>> Begin

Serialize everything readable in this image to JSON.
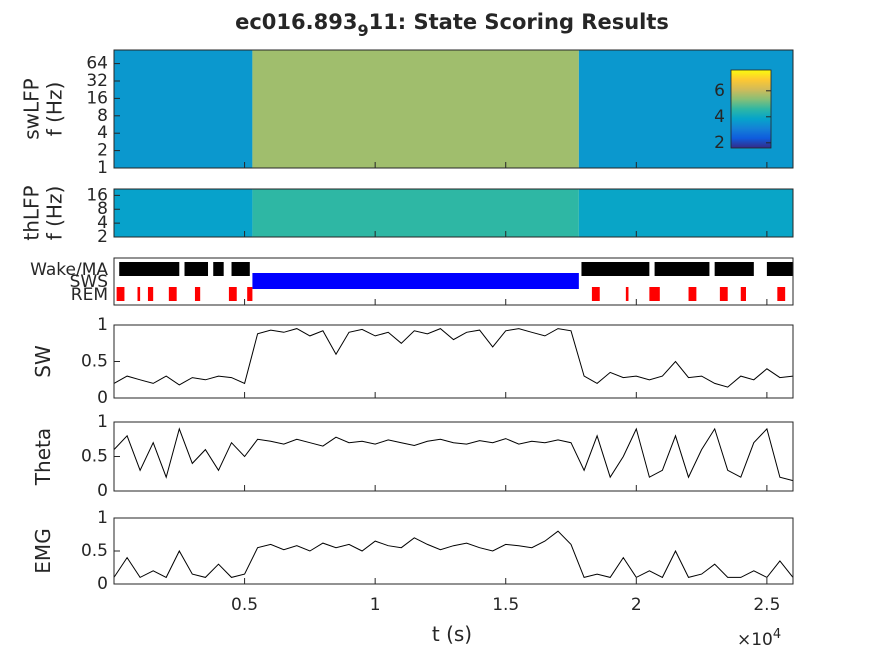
{
  "chart_data": [
    {
      "type": "heatmap",
      "title": "ec016.893",
      "title_subscript": "9",
      "title_rest": "11: State Scoring Results",
      "ylabel": [
        "swLFP",
        "f (Hz)"
      ],
      "yscale": "log",
      "ylim": [
        1,
        110
      ],
      "yticks": [
        1,
        2,
        4,
        8,
        16,
        32,
        64
      ],
      "xlim": [
        0,
        26000
      ],
      "x_edges": [
        0,
        5300,
        17800,
        26000
      ],
      "values": [
        3.6,
        5.6,
        3.6
      ],
      "colormap": "parula",
      "clim": [
        1.6,
        7.6
      ],
      "cticks": [
        2,
        4,
        6
      ]
    },
    {
      "type": "heatmap",
      "ylabel": [
        "thLFP",
        "f (Hz)"
      ],
      "yscale": "log",
      "ylim": [
        2,
        22
      ],
      "yticks": [
        2,
        4,
        8,
        16
      ],
      "xlim": [
        0,
        26000
      ],
      "x_edges": [
        0,
        5300,
        17800,
        26000
      ],
      "values": [
        3.8,
        4.6,
        3.9
      ],
      "colormap": "parula",
      "clim": [
        1.6,
        7.6
      ]
    },
    {
      "type": "raster",
      "xlim": [
        0,
        26000
      ],
      "series": [
        {
          "name": "Wake/MA",
          "color": "#000000",
          "intervals": [
            [
              200,
              2500
            ],
            [
              2700,
              3600
            ],
            [
              3800,
              4200
            ],
            [
              4500,
              5200
            ],
            [
              17900,
              20500
            ],
            [
              20700,
              22800
            ],
            [
              23000,
              24500
            ],
            [
              25000,
              26000
            ]
          ]
        },
        {
          "name": "SWS",
          "color": "#0000ff",
          "intervals": [
            [
              5300,
              17800
            ]
          ]
        },
        {
          "name": "REM",
          "color": "#ff0000",
          "intervals": [
            [
              100,
              400
            ],
            [
              900,
              1000
            ],
            [
              1300,
              1500
            ],
            [
              2100,
              2400
            ],
            [
              3100,
              3300
            ],
            [
              4400,
              4700
            ],
            [
              5100,
              5300
            ],
            [
              18300,
              18600
            ],
            [
              19600,
              19700
            ],
            [
              20500,
              20900
            ],
            [
              22000,
              22300
            ],
            [
              23200,
              23500
            ],
            [
              24000,
              24200
            ],
            [
              25400,
              25700
            ]
          ]
        }
      ]
    },
    {
      "type": "line",
      "ylabel": [
        "SW"
      ],
      "ylim": [
        0,
        1
      ],
      "yticks": [
        0,
        0.5,
        1
      ],
      "xlim": [
        0,
        26000
      ],
      "color": "#000000",
      "x": [
        0,
        500,
        1000,
        1500,
        2000,
        2500,
        3000,
        3500,
        4000,
        4500,
        5000,
        5500,
        6000,
        6500,
        7000,
        7500,
        8000,
        8500,
        9000,
        9500,
        10000,
        10500,
        11000,
        11500,
        12000,
        12500,
        13000,
        13500,
        14000,
        14500,
        15000,
        15500,
        16000,
        16500,
        17000,
        17500,
        18000,
        18500,
        19000,
        19500,
        20000,
        20500,
        21000,
        21500,
        22000,
        22500,
        23000,
        23500,
        24000,
        24500,
        25000,
        25500,
        26000
      ],
      "values": [
        0.2,
        0.3,
        0.25,
        0.2,
        0.3,
        0.18,
        0.28,
        0.25,
        0.3,
        0.28,
        0.2,
        0.88,
        0.93,
        0.9,
        0.95,
        0.85,
        0.92,
        0.6,
        0.9,
        0.94,
        0.85,
        0.9,
        0.75,
        0.92,
        0.88,
        0.95,
        0.8,
        0.9,
        0.93,
        0.7,
        0.92,
        0.95,
        0.9,
        0.85,
        0.95,
        0.92,
        0.3,
        0.2,
        0.35,
        0.28,
        0.3,
        0.25,
        0.3,
        0.5,
        0.28,
        0.3,
        0.2,
        0.15,
        0.3,
        0.25,
        0.4,
        0.28,
        0.3
      ]
    },
    {
      "type": "line",
      "ylabel": [
        "Theta"
      ],
      "ylim": [
        0,
        1
      ],
      "yticks": [
        0,
        0.5,
        1
      ],
      "xlim": [
        0,
        26000
      ],
      "color": "#000000",
      "x": [
        0,
        500,
        1000,
        1500,
        2000,
        2500,
        3000,
        3500,
        4000,
        4500,
        5000,
        5500,
        6000,
        6500,
        7000,
        7500,
        8000,
        8500,
        9000,
        9500,
        10000,
        10500,
        11000,
        11500,
        12000,
        12500,
        13000,
        13500,
        14000,
        14500,
        15000,
        15500,
        16000,
        16500,
        17000,
        17500,
        18000,
        18500,
        19000,
        19500,
        20000,
        20500,
        21000,
        21500,
        22000,
        22500,
        23000,
        23500,
        24000,
        24500,
        25000,
        25500,
        26000
      ],
      "values": [
        0.6,
        0.8,
        0.3,
        0.7,
        0.2,
        0.9,
        0.4,
        0.6,
        0.3,
        0.7,
        0.5,
        0.75,
        0.72,
        0.68,
        0.75,
        0.7,
        0.65,
        0.78,
        0.7,
        0.72,
        0.68,
        0.74,
        0.7,
        0.66,
        0.72,
        0.75,
        0.7,
        0.68,
        0.73,
        0.7,
        0.76,
        0.68,
        0.72,
        0.7,
        0.74,
        0.7,
        0.3,
        0.8,
        0.2,
        0.5,
        0.9,
        0.2,
        0.3,
        0.8,
        0.2,
        0.6,
        0.9,
        0.3,
        0.2,
        0.7,
        0.9,
        0.2,
        0.15
      ]
    },
    {
      "type": "line",
      "ylabel": [
        "EMG"
      ],
      "ylim": [
        0,
        1
      ],
      "yticks": [
        0,
        0.5,
        1
      ],
      "xlim": [
        0,
        26000
      ],
      "color": "#000000",
      "x": [
        0,
        500,
        1000,
        1500,
        2000,
        2500,
        3000,
        3500,
        4000,
        4500,
        5000,
        5500,
        6000,
        6500,
        7000,
        7500,
        8000,
        8500,
        9000,
        9500,
        10000,
        10500,
        11000,
        11500,
        12000,
        12500,
        13000,
        13500,
        14000,
        14500,
        15000,
        15500,
        16000,
        16500,
        17000,
        17500,
        18000,
        18500,
        19000,
        19500,
        20000,
        20500,
        21000,
        21500,
        22000,
        22500,
        23000,
        23500,
        24000,
        24500,
        25000,
        25500,
        26000
      ],
      "values": [
        0.1,
        0.4,
        0.1,
        0.2,
        0.1,
        0.5,
        0.15,
        0.1,
        0.3,
        0.1,
        0.15,
        0.55,
        0.6,
        0.52,
        0.58,
        0.5,
        0.62,
        0.55,
        0.6,
        0.5,
        0.65,
        0.58,
        0.55,
        0.7,
        0.6,
        0.52,
        0.58,
        0.62,
        0.55,
        0.5,
        0.6,
        0.58,
        0.55,
        0.65,
        0.8,
        0.6,
        0.1,
        0.15,
        0.1,
        0.4,
        0.1,
        0.2,
        0.1,
        0.5,
        0.1,
        0.15,
        0.3,
        0.1,
        0.1,
        0.2,
        0.1,
        0.35,
        0.1
      ],
      "xticks": [
        {
          "value": 5000,
          "label": "0.5"
        },
        {
          "value": 10000,
          "label": "1"
        },
        {
          "value": 15000,
          "label": "1.5"
        },
        {
          "value": 20000,
          "label": "2"
        },
        {
          "value": 25000,
          "label": "2.5"
        }
      ],
      "xlabel": "t (s)",
      "x_multiplier": "×10",
      "x_exponent": "4"
    }
  ]
}
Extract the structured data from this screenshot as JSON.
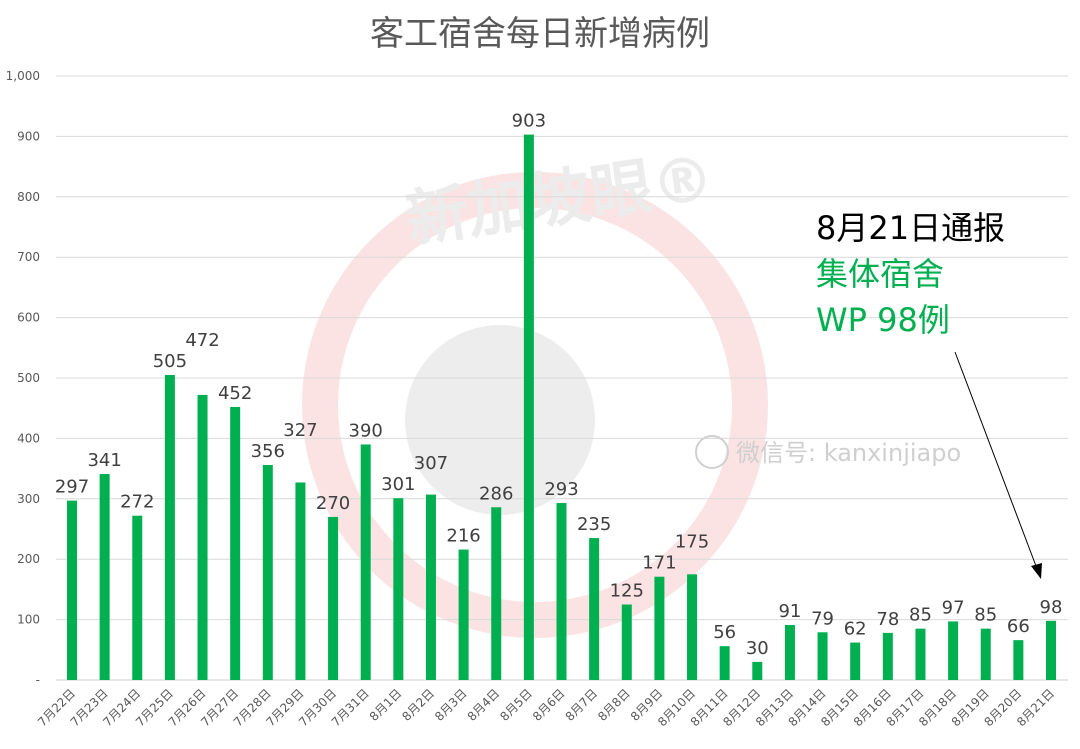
{
  "chart_data": {
    "type": "bar",
    "title": "客工宿舍每日新增病例",
    "xlabel": "",
    "ylabel": "",
    "ylim": [
      0,
      1000
    ],
    "yticks": [
      0,
      100,
      200,
      300,
      400,
      500,
      600,
      700,
      800,
      900,
      1000
    ],
    "ytick_labels": [
      "-",
      "100",
      "200",
      "300",
      "400",
      "500",
      "600",
      "700",
      "800",
      "900",
      "1,000"
    ],
    "grid": true,
    "categories": [
      "7月22日",
      "7月23日",
      "7月24日",
      "7月25日",
      "7月26日",
      "7月27日",
      "7月28日",
      "7月29日",
      "7月30日",
      "7月31日",
      "8月1日",
      "8月2日",
      "8月3日",
      "8月4日",
      "8月5日",
      "8月6日",
      "8月7日",
      "8月8日",
      "8月9日",
      "8月10日",
      "8月11日",
      "8月12日",
      "8月13日",
      "8月14日",
      "8月15日",
      "8月16日",
      "8月17日",
      "8月18日",
      "8月19日",
      "8月20日",
      "8月21日"
    ],
    "values": [
      297,
      341,
      272,
      505,
      472,
      452,
      356,
      327,
      270,
      390,
      301,
      307,
      216,
      286,
      903,
      293,
      235,
      125,
      171,
      175,
      56,
      30,
      91,
      79,
      62,
      78,
      85,
      97,
      85,
      66,
      98
    ],
    "bar_color": "#00B050",
    "annotation": {
      "line1": "8月21日通报",
      "line2": "集体宿舍",
      "line3": "WP 98例",
      "line1_color": "#000000",
      "line23_color": "#00B050"
    },
    "watermark_logo": "新加坡眼®",
    "watermark_wechat": "微信号: kanxinjiapo"
  }
}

>> End

_Written exercise_
Copy out all lines where the word "this" appears.

_Exercise result_
Serialize everything readable in this image to JSON.
Extract the structured data from this screenshot as JSON.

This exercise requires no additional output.